PROBLEM REQUIREMENTS >>
Reproduce the following lines verbatim, beginning with the line that contains "- stone-black[interactable]: [190, 190, 212, 212]" and continuing through the line that contains "- grid-cell: [416, 200, 440, 224]".

Data entries
** start **
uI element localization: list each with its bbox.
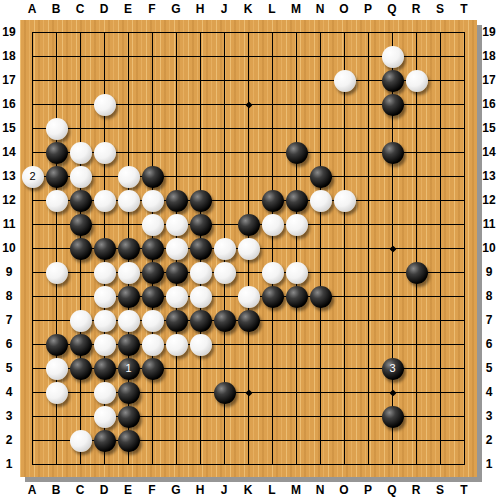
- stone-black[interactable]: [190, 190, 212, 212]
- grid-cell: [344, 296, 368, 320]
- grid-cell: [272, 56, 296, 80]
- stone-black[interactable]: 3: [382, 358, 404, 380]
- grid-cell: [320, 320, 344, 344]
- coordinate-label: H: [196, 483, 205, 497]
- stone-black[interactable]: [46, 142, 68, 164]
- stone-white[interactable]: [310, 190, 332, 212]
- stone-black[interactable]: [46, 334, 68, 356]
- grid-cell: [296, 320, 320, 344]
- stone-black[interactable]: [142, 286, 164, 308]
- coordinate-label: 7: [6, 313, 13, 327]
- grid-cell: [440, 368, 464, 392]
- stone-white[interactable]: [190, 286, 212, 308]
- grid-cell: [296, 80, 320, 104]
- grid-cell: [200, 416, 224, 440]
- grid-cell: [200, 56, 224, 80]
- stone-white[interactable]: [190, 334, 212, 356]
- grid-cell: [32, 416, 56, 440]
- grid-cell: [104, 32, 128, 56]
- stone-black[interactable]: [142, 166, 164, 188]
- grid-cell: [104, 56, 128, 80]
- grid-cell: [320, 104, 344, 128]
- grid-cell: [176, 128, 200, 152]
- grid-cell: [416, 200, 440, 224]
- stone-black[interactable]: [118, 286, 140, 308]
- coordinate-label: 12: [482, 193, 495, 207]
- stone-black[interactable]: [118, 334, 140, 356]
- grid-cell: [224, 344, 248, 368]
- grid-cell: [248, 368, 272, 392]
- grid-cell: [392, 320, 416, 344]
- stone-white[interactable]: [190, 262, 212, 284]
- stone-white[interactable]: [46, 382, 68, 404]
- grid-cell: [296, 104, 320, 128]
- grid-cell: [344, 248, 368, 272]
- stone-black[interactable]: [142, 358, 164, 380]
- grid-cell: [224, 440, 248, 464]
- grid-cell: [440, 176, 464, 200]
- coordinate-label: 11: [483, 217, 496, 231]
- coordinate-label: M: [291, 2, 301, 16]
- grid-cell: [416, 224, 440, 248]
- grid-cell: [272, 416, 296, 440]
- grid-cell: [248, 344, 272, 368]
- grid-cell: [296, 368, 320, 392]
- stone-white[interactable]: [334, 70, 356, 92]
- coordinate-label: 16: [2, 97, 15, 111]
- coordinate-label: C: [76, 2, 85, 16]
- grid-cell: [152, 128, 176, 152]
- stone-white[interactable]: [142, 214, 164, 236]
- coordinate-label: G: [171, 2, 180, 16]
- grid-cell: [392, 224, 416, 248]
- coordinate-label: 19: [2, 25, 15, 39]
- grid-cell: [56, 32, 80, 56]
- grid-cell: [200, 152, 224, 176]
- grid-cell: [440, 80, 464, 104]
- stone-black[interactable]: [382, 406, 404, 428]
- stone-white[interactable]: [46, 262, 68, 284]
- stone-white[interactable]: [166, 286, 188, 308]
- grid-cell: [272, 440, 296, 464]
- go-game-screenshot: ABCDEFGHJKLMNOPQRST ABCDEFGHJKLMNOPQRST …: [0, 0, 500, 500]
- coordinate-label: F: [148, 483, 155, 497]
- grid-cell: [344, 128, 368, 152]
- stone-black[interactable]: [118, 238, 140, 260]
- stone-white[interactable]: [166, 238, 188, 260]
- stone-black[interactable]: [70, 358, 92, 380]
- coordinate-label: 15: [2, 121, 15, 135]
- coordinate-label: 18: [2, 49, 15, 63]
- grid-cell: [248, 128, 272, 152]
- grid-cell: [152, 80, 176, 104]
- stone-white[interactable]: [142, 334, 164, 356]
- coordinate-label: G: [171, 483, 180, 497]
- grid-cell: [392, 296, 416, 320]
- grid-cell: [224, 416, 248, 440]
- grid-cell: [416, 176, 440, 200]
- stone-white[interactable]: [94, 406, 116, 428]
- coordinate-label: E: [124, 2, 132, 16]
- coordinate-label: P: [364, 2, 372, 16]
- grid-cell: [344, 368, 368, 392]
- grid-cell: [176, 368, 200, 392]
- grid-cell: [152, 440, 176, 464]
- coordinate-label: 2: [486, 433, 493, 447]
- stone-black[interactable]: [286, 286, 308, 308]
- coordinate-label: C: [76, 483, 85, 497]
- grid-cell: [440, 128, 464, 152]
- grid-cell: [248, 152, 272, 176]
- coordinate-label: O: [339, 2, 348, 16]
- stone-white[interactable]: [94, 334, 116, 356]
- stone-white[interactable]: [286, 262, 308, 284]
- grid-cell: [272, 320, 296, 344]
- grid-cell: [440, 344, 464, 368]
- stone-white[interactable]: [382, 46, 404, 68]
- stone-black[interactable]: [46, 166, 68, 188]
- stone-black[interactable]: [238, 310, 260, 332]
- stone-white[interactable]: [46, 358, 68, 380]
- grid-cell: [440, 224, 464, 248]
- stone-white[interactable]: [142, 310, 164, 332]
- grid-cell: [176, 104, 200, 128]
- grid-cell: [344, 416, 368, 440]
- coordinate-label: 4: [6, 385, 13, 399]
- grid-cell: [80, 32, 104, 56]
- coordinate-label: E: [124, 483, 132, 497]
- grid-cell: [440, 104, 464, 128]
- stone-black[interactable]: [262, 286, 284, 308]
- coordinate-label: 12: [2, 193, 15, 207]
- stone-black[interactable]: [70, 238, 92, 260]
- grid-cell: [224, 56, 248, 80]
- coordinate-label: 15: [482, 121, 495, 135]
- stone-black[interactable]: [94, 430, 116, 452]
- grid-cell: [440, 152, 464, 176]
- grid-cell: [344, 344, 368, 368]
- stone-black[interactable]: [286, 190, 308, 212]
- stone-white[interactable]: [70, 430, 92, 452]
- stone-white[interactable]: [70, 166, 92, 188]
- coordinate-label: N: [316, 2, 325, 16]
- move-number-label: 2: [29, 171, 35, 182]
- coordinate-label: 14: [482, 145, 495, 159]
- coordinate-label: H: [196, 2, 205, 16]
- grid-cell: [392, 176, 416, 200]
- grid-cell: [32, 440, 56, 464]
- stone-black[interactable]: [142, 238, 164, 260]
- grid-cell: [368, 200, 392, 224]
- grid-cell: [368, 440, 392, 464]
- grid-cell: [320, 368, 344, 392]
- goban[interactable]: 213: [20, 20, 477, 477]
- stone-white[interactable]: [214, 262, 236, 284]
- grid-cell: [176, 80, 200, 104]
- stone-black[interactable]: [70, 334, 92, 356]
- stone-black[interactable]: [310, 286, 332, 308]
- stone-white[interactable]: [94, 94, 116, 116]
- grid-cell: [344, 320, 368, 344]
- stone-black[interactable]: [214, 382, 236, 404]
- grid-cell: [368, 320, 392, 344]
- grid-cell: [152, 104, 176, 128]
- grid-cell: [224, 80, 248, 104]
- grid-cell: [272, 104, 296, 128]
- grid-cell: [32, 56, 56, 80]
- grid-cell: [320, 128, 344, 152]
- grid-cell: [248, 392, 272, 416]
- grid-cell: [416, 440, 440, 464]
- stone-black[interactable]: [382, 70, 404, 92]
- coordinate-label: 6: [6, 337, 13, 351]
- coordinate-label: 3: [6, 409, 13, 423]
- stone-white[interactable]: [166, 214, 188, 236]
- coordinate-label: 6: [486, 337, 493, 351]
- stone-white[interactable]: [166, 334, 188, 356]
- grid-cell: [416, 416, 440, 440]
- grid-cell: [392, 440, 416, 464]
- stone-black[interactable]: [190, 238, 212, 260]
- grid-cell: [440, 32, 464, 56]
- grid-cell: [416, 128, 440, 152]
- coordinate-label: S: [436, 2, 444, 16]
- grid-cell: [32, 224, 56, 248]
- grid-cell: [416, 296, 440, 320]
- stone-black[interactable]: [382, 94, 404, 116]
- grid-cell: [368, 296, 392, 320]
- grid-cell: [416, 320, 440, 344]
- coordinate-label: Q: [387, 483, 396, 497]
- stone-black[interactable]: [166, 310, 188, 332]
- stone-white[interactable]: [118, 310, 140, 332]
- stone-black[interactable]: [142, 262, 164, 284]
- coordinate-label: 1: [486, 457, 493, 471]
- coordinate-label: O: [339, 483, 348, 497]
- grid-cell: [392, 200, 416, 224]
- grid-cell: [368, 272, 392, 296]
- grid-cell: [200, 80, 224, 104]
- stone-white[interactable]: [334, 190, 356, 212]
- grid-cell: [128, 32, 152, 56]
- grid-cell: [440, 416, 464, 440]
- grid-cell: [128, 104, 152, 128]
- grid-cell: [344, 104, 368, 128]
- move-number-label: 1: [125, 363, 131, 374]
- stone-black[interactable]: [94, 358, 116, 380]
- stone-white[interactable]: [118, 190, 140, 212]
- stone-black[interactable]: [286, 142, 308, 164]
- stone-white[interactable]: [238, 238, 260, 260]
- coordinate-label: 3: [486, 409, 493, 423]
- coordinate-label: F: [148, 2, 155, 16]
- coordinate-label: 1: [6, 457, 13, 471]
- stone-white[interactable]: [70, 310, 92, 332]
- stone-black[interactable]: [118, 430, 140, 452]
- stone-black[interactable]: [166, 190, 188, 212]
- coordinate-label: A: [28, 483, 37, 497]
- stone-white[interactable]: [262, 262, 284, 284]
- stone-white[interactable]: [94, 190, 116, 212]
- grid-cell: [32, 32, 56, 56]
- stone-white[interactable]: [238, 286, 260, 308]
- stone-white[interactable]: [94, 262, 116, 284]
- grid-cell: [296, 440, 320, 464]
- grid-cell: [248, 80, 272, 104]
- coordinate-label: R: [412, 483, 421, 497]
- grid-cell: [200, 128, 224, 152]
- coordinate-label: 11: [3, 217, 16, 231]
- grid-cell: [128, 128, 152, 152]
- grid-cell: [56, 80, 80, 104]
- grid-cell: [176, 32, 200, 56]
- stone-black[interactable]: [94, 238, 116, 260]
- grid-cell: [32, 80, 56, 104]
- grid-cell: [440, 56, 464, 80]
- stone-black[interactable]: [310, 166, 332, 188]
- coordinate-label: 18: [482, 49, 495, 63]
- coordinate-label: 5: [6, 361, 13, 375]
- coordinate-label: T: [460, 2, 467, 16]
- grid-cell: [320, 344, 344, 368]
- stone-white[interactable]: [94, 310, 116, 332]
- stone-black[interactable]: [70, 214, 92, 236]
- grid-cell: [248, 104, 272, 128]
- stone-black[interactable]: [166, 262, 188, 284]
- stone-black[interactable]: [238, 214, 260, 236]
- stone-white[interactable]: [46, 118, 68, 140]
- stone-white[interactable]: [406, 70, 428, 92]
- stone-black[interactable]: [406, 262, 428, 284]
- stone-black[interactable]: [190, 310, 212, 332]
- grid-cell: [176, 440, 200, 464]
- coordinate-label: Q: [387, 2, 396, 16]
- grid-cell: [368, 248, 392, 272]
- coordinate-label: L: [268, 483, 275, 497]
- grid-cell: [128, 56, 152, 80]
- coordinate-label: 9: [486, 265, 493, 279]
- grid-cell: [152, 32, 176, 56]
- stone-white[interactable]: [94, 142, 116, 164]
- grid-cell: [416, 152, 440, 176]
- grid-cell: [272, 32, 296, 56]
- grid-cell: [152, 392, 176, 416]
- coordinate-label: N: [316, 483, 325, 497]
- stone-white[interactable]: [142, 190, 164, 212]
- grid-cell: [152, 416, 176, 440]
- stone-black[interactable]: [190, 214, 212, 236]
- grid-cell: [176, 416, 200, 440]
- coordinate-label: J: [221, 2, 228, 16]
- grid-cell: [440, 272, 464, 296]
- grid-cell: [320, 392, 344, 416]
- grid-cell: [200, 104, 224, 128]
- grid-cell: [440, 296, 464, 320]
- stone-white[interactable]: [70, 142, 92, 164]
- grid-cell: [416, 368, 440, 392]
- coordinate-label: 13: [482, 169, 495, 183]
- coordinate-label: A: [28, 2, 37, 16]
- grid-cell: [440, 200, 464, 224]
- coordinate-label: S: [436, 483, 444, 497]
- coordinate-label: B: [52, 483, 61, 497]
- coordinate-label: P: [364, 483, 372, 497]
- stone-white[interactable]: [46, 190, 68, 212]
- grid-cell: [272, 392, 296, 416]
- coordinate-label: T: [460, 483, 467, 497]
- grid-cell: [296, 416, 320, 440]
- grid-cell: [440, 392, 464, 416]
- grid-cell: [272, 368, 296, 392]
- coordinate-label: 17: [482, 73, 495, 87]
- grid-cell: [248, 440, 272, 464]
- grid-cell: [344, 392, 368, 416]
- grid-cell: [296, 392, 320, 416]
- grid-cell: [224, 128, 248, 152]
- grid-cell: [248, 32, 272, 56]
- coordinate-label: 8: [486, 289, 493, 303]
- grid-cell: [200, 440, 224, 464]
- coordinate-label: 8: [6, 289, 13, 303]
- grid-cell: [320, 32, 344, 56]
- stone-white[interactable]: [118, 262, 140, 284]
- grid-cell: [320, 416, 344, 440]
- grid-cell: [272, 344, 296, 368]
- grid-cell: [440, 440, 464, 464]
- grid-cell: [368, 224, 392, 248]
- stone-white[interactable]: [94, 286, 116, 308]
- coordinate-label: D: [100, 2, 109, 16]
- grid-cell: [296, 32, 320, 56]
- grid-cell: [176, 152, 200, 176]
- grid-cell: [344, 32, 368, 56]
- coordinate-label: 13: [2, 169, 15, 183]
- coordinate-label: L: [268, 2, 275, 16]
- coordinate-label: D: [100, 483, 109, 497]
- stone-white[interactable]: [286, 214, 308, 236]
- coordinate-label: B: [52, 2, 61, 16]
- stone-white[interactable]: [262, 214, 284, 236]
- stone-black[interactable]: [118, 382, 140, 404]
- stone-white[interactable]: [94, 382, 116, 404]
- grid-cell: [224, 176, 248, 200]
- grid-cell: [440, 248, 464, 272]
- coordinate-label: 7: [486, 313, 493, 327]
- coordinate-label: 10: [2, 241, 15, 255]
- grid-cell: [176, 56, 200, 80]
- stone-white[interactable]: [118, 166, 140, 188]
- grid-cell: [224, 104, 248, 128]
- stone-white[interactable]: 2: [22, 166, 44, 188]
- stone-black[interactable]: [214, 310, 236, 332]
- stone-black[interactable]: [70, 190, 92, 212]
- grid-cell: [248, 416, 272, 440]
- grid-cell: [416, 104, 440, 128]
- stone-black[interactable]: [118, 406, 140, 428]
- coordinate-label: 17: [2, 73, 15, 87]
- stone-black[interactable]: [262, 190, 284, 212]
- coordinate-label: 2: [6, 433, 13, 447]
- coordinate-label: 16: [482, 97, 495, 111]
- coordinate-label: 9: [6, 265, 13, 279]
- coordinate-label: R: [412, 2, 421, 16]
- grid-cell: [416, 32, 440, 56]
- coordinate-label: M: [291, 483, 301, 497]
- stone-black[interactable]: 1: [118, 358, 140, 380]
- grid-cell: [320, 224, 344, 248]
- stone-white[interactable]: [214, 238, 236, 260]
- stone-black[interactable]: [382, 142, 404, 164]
** end **
SOLUTION FOR THIS EXERCISE >>
- stone-black[interactable]: [190, 190, 212, 212]
- grid-cell: [344, 296, 368, 320]
- grid-cell: [272, 56, 296, 80]
- stone-black[interactable]: 3: [382, 358, 404, 380]
- grid-cell: [320, 320, 344, 344]
- coordinate-label: H: [196, 483, 205, 497]
- stone-black[interactable]: [46, 142, 68, 164]
- stone-white[interactable]: [310, 190, 332, 212]
- stone-black[interactable]: [46, 334, 68, 356]
- grid-cell: [296, 320, 320, 344]
- stone-black[interactable]: [142, 286, 164, 308]
- coordinate-label: 7: [6, 313, 13, 327]
- grid-cell: [440, 368, 464, 392]
- stone-white[interactable]: [190, 286, 212, 308]
- grid-cell: [296, 80, 320, 104]
- grid-cell: [200, 416, 224, 440]
- grid-cell: [200, 56, 224, 80]
- stone-white[interactable]: [190, 334, 212, 356]
- grid-cell: [32, 416, 56, 440]
- grid-cell: [104, 32, 128, 56]
- stone-black[interactable]: [142, 166, 164, 188]
- grid-cell: [104, 56, 128, 80]
- grid-cell: [320, 104, 344, 128]
- grid-cell: [176, 128, 200, 152]
- grid-cell: [416, 200, 440, 224]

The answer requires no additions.